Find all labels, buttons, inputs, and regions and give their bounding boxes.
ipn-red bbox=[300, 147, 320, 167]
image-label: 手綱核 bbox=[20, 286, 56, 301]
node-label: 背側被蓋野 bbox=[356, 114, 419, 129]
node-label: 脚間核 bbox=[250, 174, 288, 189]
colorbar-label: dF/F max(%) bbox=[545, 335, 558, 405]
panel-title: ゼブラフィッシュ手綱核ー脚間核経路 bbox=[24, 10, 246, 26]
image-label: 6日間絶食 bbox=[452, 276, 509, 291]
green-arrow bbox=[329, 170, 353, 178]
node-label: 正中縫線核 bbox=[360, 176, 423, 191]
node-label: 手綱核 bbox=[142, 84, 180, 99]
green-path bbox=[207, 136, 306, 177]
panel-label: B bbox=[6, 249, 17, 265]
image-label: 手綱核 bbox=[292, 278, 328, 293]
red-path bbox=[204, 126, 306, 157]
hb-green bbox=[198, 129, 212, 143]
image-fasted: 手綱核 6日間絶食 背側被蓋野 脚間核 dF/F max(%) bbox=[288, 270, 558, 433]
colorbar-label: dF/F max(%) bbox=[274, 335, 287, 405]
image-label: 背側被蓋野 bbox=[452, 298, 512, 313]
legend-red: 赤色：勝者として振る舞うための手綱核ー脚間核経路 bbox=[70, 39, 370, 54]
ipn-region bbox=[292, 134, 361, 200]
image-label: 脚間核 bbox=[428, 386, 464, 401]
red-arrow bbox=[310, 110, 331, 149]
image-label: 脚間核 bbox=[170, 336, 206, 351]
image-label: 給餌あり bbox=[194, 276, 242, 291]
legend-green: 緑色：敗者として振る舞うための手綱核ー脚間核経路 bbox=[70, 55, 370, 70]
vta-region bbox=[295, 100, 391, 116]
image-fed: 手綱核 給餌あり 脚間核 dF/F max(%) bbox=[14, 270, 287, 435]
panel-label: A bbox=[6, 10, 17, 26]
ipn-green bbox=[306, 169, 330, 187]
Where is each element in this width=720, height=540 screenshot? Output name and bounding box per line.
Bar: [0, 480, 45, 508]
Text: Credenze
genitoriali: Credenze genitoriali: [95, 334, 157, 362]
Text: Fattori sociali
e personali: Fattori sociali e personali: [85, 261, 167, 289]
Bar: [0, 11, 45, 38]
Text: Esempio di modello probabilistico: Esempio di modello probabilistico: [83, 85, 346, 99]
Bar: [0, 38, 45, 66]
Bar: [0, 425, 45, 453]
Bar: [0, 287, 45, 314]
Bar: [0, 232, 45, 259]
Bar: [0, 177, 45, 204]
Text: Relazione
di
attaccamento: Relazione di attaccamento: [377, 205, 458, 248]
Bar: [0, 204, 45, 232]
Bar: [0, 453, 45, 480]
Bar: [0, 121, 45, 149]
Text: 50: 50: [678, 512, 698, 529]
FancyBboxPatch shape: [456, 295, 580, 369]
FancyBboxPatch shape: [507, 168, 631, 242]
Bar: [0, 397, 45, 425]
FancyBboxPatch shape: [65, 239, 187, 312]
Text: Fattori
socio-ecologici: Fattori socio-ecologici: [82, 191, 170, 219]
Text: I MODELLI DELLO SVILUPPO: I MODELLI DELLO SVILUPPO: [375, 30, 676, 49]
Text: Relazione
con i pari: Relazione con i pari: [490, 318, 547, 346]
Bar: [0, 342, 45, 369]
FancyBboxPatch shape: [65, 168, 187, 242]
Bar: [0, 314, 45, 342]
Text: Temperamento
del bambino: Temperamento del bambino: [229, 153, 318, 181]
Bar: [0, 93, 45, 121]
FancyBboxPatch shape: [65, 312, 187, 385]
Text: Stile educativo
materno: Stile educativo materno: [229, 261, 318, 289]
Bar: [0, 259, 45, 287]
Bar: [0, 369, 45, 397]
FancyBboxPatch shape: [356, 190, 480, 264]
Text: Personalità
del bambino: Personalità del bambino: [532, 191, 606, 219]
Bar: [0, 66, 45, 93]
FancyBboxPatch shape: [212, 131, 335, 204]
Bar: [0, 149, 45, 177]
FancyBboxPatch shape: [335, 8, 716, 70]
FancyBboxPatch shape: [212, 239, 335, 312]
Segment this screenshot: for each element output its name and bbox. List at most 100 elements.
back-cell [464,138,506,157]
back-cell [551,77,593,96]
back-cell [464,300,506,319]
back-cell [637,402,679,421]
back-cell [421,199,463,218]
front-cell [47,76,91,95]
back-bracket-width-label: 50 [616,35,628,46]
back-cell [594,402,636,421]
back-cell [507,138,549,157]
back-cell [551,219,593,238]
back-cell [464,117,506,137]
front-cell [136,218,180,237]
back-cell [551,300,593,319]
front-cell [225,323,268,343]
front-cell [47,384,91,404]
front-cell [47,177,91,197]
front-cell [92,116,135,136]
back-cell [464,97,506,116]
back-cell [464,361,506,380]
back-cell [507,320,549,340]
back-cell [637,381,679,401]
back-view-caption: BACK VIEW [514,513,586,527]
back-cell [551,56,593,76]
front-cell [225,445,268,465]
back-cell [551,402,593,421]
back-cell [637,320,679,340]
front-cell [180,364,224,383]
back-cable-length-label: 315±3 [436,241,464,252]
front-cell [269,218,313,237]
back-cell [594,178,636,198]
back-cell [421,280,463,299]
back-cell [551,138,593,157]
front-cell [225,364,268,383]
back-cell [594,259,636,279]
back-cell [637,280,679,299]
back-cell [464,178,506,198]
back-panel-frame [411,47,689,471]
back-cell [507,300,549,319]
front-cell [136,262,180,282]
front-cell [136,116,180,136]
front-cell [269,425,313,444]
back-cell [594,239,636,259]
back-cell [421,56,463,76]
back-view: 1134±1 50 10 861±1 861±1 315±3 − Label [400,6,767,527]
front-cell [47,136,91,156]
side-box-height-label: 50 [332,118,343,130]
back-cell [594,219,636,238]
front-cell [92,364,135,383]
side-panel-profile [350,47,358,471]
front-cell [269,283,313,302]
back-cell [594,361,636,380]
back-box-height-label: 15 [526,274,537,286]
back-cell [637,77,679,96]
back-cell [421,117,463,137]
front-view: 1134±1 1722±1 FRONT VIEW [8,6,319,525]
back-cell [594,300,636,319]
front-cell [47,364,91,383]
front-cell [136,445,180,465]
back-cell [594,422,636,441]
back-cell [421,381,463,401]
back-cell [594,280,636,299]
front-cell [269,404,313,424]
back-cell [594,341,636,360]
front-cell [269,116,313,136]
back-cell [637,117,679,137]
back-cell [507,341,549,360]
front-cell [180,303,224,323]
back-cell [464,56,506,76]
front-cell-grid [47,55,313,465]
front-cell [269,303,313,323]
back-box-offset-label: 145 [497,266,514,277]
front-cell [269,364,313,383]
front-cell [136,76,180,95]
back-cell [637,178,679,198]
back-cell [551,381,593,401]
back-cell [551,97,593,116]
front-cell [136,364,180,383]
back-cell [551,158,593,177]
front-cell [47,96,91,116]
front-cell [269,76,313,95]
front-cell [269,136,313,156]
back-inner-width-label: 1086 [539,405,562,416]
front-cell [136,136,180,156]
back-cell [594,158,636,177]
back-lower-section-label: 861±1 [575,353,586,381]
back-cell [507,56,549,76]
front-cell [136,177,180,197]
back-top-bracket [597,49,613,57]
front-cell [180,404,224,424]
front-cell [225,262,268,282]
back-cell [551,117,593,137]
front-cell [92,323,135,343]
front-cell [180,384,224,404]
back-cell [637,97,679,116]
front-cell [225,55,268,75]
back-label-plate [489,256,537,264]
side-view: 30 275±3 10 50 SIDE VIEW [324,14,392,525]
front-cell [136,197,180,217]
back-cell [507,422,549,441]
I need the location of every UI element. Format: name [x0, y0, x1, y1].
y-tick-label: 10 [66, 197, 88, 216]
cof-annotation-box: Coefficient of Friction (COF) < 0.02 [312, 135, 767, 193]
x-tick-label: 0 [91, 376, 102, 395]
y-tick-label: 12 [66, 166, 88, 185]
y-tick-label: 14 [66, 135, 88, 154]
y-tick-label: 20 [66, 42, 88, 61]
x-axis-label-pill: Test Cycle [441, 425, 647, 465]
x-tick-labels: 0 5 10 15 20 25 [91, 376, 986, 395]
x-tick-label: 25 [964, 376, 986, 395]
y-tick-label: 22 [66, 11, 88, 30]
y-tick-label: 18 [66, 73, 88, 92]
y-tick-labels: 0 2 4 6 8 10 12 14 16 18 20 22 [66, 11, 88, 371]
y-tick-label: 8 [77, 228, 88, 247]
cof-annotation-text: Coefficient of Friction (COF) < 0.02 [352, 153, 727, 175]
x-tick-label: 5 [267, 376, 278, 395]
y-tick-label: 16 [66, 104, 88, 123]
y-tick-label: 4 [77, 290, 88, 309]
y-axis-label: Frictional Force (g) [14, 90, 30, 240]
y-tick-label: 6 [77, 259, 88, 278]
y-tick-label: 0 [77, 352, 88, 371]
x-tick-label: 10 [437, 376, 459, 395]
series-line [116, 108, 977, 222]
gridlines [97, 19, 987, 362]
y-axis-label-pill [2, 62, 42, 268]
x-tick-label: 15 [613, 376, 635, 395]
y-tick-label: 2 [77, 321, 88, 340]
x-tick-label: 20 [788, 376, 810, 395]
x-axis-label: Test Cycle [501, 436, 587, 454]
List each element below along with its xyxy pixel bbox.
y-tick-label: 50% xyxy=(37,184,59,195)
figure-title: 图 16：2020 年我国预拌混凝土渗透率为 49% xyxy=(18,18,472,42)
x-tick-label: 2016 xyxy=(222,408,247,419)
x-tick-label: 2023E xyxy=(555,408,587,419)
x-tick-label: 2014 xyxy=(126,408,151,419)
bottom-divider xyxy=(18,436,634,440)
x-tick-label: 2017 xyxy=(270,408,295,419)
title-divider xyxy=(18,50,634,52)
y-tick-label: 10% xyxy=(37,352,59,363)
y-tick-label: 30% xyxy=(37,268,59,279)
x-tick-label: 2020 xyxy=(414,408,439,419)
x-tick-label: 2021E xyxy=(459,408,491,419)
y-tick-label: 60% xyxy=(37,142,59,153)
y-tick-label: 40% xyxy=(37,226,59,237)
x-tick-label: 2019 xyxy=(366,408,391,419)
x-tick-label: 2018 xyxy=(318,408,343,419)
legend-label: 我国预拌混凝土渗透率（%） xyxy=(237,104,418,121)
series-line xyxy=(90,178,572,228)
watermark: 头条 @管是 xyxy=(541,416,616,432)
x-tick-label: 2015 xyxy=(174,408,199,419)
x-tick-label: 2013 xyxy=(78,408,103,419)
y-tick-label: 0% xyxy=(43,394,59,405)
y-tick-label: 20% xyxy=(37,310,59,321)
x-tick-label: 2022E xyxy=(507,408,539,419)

WHAT YOU HAVE TO DO
Copy out the lines above, starting at the first one and ending at the line that contains "image-label: 6日間絶食 bbox=[452, 276, 509, 291]", with both ends included.

TASK ANSWER
Find all labels, buttons, inputs, and regions and give their bounding boxes.
ipn-red bbox=[300, 147, 320, 167]
image-label: 手綱核 bbox=[20, 286, 56, 301]
node-label: 背側被蓋野 bbox=[356, 114, 419, 129]
node-label: 脚間核 bbox=[250, 174, 288, 189]
colorbar-label: dF/F max(%) bbox=[545, 335, 558, 405]
panel-title: ゼブラフィッシュ手綱核ー脚間核経路 bbox=[24, 10, 246, 26]
image-label: 6日間絶食 bbox=[452, 276, 509, 291]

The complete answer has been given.